[Data entries]
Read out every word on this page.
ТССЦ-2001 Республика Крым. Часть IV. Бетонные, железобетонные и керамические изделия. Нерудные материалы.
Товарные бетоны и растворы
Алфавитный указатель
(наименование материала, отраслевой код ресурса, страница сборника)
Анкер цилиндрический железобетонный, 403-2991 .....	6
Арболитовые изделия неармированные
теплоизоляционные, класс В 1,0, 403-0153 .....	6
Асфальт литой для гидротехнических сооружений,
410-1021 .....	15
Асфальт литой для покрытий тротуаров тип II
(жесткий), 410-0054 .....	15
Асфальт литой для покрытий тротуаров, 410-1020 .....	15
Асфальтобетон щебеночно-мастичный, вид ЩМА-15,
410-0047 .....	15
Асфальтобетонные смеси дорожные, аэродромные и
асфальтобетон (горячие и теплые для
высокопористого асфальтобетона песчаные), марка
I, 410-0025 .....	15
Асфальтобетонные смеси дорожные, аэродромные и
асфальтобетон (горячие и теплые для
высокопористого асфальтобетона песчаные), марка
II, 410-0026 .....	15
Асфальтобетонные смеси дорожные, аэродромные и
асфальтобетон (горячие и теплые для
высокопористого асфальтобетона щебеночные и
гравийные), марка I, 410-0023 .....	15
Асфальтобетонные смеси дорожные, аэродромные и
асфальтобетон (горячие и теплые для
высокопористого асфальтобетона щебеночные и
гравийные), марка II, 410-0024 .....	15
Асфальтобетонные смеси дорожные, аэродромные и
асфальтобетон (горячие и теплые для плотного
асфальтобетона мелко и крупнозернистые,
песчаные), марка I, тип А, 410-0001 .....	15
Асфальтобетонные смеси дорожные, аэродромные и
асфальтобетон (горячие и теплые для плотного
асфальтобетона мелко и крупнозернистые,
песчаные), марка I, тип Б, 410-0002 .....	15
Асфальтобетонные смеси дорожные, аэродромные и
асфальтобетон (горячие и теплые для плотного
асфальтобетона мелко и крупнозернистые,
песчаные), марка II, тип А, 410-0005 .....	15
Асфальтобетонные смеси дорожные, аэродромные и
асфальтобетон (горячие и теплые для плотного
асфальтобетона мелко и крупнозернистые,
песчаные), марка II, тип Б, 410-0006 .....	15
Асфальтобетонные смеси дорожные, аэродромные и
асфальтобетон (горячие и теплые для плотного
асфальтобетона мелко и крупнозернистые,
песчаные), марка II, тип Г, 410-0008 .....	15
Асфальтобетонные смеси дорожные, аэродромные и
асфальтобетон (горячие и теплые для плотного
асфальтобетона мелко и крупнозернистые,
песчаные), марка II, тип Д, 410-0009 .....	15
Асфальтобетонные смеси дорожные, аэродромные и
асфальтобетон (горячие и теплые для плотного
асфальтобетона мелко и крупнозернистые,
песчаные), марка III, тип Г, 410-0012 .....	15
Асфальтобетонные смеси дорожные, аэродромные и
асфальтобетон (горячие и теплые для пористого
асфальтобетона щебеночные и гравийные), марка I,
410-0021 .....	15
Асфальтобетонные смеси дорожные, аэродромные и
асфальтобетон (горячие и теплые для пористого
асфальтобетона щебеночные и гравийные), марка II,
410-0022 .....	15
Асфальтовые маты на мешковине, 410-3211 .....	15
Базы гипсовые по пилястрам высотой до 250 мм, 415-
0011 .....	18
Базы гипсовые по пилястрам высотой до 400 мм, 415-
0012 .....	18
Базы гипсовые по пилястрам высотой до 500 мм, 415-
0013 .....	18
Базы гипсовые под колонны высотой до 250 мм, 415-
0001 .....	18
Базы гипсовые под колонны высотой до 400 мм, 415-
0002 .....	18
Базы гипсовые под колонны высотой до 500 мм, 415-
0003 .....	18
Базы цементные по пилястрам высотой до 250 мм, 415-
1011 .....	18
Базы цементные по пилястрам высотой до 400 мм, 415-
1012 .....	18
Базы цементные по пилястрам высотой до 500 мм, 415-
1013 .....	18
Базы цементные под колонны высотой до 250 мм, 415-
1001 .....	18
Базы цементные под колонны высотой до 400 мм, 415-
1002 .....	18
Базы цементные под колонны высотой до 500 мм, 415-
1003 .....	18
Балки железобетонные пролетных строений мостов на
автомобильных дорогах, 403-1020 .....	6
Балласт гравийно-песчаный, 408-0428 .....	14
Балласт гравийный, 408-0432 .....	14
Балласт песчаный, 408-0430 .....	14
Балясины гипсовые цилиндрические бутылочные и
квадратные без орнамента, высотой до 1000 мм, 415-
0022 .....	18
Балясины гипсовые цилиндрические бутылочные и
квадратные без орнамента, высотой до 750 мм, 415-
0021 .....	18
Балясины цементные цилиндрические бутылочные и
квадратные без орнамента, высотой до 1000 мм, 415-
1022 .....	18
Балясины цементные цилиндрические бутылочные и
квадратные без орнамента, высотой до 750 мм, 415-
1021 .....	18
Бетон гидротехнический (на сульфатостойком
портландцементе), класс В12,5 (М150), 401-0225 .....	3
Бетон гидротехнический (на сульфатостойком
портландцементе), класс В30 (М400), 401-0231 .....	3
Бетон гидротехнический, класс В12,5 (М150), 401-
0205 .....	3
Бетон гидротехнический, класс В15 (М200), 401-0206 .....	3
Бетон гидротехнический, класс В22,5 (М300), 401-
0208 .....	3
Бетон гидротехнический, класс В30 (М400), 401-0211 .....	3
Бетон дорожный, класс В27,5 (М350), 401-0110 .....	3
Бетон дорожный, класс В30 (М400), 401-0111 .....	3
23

## Aim
Filter the entries down to the lines with the word "колонны" in them.

## Final result
Базы гипсовые под колонны высотой до 250 мм, 415-
Базы гипсовые под колонны высотой до 400 мм, 415-
Базы гипсовые под колонны высотой до 500 мм, 415-
Базы цементные под колонны высотой до 250 мм, 415-
Базы цементные под колонны высотой до 400 мм, 415-
Базы цементные под колонны высотой до 500 мм, 415-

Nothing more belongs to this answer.